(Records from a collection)
○ ○ ○

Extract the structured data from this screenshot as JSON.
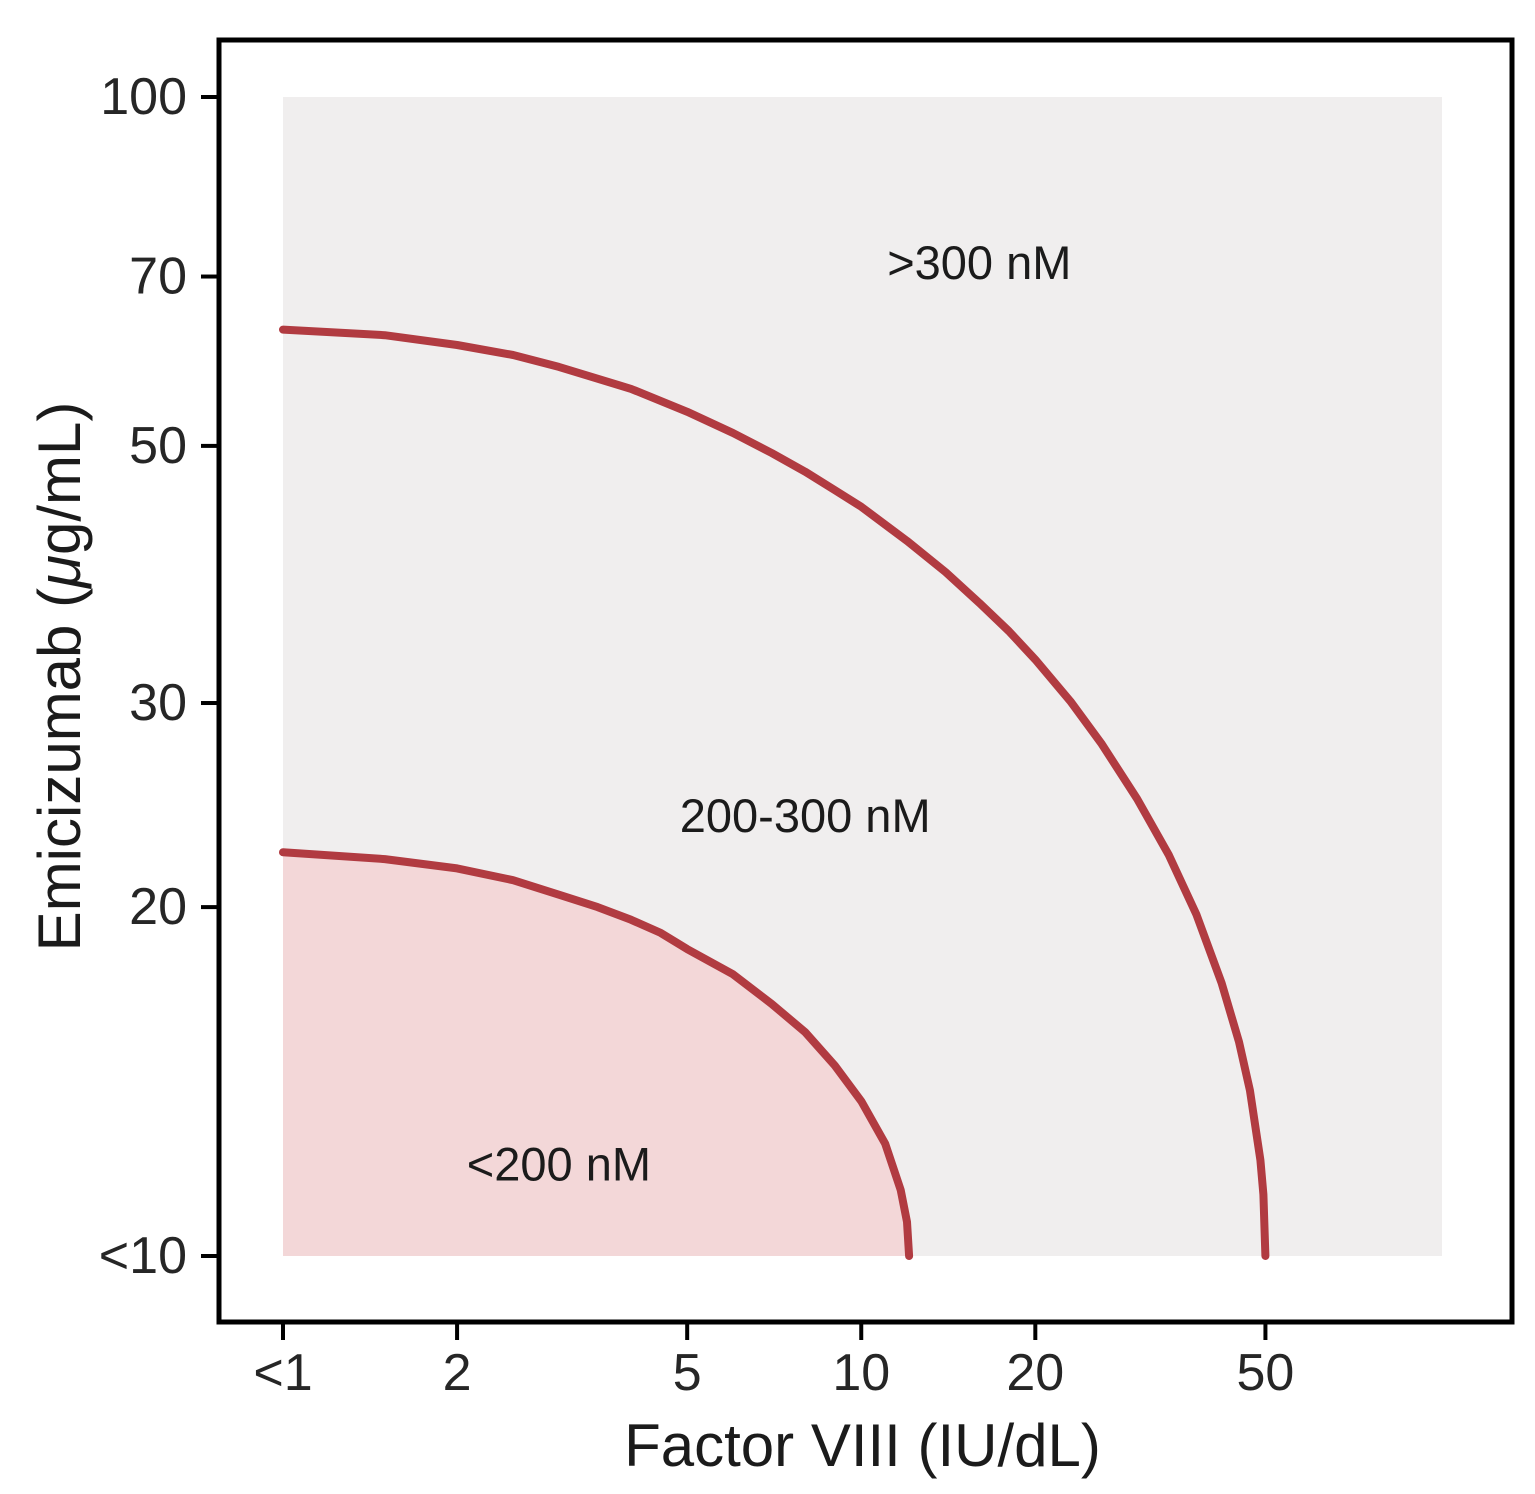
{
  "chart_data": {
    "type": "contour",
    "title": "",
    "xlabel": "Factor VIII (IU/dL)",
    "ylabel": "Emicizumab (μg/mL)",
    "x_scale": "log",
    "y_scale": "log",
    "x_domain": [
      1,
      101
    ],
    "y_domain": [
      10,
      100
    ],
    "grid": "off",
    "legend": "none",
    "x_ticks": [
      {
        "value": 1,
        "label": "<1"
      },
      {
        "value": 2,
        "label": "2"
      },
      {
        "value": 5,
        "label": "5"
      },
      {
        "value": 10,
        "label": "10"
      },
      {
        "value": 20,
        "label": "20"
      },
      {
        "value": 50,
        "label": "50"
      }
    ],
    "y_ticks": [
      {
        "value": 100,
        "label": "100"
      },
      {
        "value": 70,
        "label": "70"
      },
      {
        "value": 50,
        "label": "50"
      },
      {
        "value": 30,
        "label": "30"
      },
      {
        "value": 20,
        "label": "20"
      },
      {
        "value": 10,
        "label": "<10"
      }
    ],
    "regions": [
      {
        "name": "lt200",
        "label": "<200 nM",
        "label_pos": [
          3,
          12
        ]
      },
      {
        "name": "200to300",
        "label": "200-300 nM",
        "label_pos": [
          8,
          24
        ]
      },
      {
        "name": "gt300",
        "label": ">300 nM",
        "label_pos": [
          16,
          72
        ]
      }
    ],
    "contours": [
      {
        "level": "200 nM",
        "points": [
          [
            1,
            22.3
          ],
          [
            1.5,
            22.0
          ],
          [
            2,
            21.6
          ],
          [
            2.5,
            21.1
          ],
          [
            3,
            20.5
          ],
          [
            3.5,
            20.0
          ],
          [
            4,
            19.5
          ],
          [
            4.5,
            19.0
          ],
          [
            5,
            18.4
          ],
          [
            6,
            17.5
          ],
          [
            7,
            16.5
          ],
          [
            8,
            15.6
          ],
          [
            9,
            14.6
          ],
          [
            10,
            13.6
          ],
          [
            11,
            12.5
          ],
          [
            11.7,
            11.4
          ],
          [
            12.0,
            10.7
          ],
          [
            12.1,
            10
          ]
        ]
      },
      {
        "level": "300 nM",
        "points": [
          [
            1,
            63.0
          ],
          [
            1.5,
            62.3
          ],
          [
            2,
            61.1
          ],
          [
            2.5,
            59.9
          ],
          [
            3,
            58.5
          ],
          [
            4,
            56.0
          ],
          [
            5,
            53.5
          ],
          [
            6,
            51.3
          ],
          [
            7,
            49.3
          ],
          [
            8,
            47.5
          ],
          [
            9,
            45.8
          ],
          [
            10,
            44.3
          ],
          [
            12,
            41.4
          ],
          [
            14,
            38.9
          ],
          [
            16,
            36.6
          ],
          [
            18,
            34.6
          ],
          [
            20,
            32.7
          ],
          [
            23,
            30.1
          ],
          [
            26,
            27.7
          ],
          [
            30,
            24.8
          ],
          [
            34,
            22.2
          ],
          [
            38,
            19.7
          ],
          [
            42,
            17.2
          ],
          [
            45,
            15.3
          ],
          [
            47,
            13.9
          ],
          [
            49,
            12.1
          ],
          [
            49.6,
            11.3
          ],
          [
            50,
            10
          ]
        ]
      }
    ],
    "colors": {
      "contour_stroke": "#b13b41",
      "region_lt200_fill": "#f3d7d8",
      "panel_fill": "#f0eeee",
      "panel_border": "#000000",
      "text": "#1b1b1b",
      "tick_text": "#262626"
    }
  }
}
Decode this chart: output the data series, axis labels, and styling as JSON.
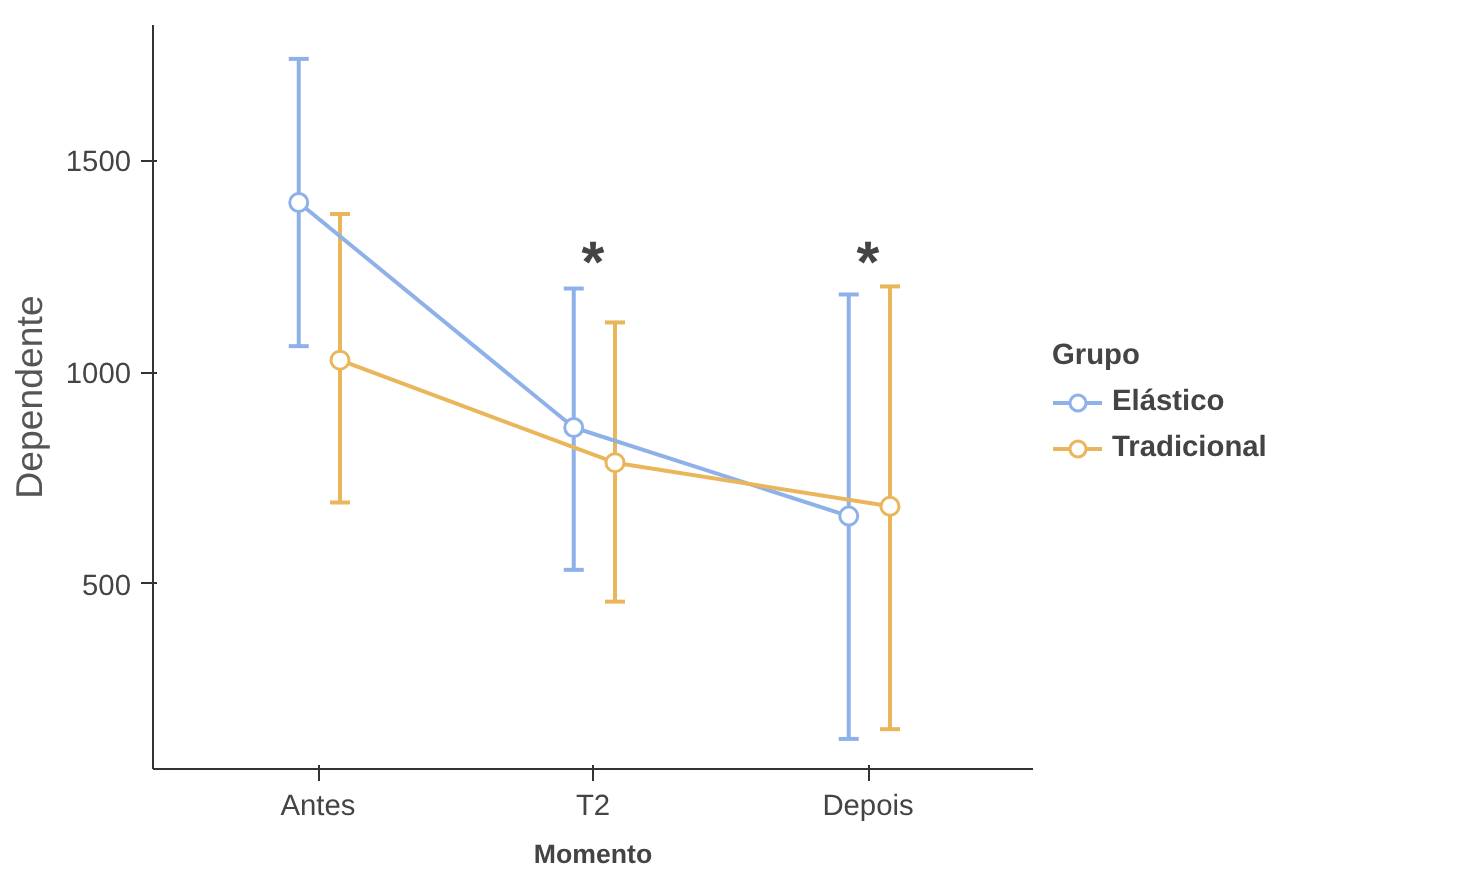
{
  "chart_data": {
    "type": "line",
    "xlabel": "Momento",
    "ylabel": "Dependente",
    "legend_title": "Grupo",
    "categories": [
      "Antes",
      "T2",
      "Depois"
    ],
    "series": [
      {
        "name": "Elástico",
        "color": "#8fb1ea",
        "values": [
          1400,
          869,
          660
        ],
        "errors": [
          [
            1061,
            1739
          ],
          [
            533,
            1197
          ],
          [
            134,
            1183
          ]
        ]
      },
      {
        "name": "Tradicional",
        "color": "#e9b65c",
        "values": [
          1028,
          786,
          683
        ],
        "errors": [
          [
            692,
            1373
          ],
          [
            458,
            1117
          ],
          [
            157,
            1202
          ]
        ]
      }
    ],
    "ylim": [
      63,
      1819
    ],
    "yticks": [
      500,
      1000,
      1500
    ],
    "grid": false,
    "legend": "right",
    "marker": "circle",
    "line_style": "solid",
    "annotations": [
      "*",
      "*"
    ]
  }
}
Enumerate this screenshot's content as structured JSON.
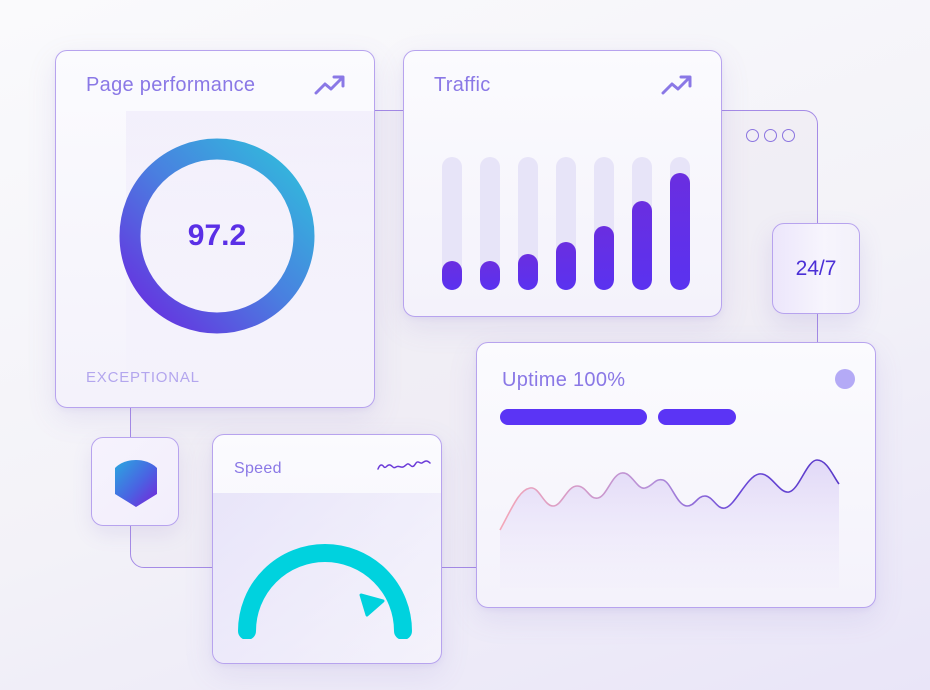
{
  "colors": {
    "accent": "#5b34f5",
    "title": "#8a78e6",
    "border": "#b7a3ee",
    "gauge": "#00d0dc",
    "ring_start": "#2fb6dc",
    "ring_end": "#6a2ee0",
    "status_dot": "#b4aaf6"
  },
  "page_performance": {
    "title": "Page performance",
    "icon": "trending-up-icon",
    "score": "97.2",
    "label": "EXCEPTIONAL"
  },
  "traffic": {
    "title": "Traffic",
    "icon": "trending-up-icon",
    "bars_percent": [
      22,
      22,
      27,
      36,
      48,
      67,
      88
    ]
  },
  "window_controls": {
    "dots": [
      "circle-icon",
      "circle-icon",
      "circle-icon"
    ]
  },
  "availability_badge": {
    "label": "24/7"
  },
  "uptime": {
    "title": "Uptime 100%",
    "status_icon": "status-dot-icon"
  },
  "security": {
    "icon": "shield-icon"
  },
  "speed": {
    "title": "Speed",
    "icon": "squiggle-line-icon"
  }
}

○ ○ ○

* Directions for this task: From the data, list each line in which the string "name" appears.

* Finished task:
        "name": "lt200",
        "name": "200to300",
        "name": "gt300",
        "name": "Elástico",
        "name": "Tradicional",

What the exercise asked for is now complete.